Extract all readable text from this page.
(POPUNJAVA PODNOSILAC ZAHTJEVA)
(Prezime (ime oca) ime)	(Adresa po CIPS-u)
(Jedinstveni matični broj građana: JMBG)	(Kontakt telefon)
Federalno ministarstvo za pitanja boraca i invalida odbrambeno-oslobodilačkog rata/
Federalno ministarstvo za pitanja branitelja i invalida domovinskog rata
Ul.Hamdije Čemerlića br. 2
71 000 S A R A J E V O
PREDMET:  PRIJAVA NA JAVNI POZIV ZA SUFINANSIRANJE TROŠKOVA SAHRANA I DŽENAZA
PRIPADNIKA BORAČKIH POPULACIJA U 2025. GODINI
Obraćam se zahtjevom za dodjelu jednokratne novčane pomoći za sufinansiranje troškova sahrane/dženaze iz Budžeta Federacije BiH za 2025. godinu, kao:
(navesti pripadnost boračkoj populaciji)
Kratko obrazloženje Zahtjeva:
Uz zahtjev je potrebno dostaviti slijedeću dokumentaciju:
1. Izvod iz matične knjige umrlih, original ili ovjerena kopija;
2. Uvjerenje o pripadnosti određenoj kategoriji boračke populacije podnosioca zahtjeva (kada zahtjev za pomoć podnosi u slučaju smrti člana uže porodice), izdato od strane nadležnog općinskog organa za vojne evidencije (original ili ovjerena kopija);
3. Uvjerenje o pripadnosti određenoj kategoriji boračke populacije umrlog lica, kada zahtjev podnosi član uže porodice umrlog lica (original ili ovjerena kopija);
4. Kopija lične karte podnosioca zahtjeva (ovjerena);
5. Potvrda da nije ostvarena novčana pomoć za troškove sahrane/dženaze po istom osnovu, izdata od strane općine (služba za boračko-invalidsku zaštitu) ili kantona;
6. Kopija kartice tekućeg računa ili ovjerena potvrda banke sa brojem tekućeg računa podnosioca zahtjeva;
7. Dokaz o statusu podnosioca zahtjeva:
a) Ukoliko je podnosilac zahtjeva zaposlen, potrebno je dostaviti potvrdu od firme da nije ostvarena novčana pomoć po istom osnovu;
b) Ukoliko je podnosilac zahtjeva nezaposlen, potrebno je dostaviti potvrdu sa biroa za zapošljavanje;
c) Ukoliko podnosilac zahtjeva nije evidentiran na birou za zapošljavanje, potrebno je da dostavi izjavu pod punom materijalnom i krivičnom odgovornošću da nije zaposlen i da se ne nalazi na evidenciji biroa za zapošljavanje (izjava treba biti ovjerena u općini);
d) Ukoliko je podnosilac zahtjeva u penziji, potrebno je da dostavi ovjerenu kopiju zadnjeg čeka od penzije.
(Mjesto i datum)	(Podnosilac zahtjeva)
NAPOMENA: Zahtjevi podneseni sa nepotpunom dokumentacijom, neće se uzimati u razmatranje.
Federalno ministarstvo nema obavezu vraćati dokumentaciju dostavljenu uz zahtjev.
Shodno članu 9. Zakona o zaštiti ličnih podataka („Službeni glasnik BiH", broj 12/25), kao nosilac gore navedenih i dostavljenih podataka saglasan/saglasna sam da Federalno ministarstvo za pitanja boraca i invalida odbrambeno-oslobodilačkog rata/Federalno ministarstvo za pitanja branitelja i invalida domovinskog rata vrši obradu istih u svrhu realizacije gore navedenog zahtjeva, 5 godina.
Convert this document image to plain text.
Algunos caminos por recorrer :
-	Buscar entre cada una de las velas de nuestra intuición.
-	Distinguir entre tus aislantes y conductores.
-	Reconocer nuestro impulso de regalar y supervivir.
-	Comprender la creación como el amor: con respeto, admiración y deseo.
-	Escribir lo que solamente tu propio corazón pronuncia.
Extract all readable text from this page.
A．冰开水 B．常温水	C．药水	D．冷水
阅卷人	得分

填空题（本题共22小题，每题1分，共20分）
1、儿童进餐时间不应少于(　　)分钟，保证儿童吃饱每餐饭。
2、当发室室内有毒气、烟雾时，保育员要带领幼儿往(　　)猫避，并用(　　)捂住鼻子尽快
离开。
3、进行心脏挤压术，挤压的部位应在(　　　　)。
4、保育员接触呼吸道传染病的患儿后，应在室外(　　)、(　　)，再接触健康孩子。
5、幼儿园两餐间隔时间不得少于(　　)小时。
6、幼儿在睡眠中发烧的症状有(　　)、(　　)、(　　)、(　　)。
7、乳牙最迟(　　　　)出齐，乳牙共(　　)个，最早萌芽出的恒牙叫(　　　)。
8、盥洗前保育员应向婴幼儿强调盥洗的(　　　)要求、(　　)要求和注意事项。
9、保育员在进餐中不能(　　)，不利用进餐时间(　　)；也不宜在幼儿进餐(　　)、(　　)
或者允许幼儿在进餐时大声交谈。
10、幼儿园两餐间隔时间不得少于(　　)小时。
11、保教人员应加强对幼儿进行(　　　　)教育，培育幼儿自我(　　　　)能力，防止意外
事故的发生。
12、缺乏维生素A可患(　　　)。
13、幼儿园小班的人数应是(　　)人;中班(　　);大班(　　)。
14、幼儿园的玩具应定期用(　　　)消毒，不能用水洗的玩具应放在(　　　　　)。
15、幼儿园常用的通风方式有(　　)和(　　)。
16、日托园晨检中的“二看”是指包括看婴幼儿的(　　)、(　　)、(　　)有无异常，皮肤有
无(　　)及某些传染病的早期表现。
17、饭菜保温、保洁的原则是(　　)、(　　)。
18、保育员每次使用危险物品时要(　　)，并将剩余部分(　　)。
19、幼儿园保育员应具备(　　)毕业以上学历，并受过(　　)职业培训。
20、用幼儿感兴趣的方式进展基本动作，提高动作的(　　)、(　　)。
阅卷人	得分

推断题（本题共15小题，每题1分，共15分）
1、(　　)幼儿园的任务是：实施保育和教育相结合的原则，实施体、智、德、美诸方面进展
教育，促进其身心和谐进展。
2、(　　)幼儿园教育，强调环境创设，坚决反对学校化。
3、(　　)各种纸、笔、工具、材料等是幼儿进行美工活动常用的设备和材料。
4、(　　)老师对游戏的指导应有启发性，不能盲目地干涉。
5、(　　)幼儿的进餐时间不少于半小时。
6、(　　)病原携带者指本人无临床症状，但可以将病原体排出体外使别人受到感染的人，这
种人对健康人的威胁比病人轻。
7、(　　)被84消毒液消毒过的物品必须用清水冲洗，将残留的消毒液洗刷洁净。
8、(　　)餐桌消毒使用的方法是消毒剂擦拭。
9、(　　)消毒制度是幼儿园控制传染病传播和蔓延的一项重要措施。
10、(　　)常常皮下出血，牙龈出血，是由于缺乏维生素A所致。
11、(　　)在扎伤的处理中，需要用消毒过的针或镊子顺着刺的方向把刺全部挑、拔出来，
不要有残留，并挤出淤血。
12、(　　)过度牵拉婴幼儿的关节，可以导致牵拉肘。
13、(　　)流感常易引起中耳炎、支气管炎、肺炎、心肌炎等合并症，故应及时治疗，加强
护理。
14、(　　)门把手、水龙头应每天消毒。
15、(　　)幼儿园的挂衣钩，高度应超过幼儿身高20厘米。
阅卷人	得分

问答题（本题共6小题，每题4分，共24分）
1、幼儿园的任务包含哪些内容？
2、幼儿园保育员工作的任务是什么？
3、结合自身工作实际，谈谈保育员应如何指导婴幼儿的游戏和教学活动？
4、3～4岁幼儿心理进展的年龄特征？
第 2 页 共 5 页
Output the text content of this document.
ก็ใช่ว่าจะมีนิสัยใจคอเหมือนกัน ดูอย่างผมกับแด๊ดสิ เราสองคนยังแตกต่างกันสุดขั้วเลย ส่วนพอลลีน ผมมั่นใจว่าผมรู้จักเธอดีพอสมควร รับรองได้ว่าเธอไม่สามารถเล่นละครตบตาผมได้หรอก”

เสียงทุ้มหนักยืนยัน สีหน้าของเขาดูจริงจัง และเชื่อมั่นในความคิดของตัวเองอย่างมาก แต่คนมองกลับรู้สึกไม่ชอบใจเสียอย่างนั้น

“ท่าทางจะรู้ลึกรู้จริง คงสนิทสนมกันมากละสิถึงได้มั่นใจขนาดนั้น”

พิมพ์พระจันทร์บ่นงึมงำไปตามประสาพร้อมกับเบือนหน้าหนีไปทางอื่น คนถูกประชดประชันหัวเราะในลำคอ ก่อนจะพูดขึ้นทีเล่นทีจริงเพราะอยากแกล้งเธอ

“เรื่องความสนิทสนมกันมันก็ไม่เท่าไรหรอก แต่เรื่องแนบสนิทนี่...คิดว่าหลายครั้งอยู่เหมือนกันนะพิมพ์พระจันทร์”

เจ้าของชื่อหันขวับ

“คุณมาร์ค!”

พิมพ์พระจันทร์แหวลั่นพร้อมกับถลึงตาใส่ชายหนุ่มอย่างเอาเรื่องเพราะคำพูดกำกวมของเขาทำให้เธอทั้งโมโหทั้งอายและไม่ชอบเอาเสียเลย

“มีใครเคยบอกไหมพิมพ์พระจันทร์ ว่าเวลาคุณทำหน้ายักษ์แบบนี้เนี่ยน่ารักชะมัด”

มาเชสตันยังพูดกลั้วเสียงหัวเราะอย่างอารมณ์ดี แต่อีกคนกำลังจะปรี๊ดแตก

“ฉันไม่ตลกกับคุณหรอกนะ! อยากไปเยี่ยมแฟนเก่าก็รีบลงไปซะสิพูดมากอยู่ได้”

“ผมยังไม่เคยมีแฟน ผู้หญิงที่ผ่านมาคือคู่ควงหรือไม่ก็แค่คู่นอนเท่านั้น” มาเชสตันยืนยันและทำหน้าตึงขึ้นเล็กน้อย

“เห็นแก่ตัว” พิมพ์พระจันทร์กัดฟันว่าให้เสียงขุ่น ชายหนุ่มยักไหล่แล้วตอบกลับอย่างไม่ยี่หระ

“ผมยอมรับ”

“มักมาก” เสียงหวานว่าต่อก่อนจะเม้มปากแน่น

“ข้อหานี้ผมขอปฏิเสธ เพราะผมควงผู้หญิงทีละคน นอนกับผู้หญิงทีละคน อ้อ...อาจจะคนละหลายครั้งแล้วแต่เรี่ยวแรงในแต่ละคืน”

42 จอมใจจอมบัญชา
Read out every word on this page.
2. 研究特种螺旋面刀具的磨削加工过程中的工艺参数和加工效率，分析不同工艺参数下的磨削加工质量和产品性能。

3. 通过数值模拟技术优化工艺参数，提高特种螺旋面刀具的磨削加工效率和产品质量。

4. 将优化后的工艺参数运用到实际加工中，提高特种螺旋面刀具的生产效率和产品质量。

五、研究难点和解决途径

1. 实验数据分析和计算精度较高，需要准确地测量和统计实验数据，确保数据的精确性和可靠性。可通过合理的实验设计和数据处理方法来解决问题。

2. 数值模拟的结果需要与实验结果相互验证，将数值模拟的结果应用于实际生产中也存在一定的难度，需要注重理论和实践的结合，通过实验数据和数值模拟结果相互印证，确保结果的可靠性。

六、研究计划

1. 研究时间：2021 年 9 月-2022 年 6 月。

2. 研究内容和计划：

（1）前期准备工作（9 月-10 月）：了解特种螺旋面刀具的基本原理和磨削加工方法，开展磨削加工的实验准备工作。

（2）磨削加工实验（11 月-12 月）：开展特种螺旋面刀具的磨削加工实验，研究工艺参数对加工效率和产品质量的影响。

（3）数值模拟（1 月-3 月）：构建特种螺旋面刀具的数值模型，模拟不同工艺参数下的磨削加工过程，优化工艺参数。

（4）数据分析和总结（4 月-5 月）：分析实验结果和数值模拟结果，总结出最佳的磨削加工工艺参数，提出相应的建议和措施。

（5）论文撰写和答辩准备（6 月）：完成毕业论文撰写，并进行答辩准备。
────────────────────
◆ WRITTEN INSTRUCTION ◆
Only the number is wanted: how many lines of these entries contain the string "dženaze"?

◆ RESPONSE FOR THIS EXERCISE ◆
2